● **TASK PROMPT**: Will you give the material below again, every line exactly as it is?

● **Recorded data**:
==============================
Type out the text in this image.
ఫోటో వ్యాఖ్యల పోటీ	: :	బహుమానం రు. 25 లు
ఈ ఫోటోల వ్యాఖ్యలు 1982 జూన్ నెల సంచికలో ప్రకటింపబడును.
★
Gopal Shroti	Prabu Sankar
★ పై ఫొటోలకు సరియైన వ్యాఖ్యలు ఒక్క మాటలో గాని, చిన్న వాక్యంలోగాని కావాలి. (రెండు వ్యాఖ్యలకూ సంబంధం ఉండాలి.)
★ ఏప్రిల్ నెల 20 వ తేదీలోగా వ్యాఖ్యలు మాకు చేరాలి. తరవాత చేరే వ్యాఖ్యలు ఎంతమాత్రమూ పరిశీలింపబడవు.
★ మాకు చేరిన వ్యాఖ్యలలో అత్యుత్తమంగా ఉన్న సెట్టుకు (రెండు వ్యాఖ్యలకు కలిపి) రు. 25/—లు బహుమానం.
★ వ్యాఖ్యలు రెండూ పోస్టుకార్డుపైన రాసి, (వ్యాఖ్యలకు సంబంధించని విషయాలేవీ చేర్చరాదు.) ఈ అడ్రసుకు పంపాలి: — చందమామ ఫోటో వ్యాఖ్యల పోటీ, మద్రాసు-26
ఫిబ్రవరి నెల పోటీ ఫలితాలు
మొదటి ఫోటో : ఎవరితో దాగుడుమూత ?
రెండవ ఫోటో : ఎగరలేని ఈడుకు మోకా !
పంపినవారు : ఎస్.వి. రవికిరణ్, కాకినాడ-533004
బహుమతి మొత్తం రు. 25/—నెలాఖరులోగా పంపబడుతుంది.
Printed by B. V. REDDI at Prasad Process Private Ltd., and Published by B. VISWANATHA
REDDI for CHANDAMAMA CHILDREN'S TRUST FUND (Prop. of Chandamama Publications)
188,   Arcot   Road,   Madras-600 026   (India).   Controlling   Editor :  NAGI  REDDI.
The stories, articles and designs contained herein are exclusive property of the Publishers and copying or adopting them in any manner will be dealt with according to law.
==============================
● **THE RESPONSE**:
Type out the text in this image.
ఫోటో వ్యాఖ్యల పోటీ	: :	బహుమానం రు. 25 లు
ఈ ఫోటోల వ్యాఖ్యలు 1982 జూన్ నెల సంచికలో ప్రకటింపబడును.
★
Gopal Shroti	Prabu Sankar
★ పై ఫొటోలకు సరియైన వ్యాఖ్యలు ఒక్క మాటలో గాని, చిన్న వాక్యంలోగాని కావాలి. (రెండు వ్యాఖ్యలకూ సంబంధం ఉండాలి.)
★ ఏప్రిల్ నెల 20 వ తేదీలోగా వ్యాఖ్యలు మాకు చేరాలి. తరవాత చేరే వ్యాఖ్యలు ఎంతమాత్రమూ పరిశీలింపబడవు.
★ మాకు చేరిన వ్యాఖ్యలలో అత్యుత్తమంగా ఉన్న సెట్టుకు (రెండు వ్యాఖ్యలకు కలిపి) రు. 25/—లు బహుమానం.
★ వ్యాఖ్యలు రెండూ పోస్టుకార్డుపైన రాసి, (వ్యాఖ్యలకు సంబంధించని విషయాలేవీ చేర్చరాదు.) ఈ అడ్రసుకు పంపాలి: — చందమామ ఫోటో వ్యాఖ్యల పోటీ, మద్రాసు-26
ఫిబ్రవరి నెల పోటీ ఫలితాలు
మొదటి ఫోటో : ఎవరితో దాగుడుమూత ?
రెండవ ఫోటో : ఎగరలేని ఈడుకు మోకా !
పంపినవారు : ఎస్.వి. రవికిరణ్, కాకినాడ-533004
బహుమతి మొత్తం రు. 25/—నెలాఖరులోగా పంపబడుతుంది.
Printed by B. V. REDDI at Prasad Process Private Ltd., and Published by B. VISWANATHA
REDDI for CHANDAMAMA CHILDREN'S TRUST FUND (Prop. of Chandamama Publications)
188,   Arcot   Road,   Madras-600 026   (India).   Controlling   Editor :  NAGI  REDDI.
The stories, articles and designs contained herein are exclusive property of the Publishers and copying or adopting them in any manner will be dealt with according to law.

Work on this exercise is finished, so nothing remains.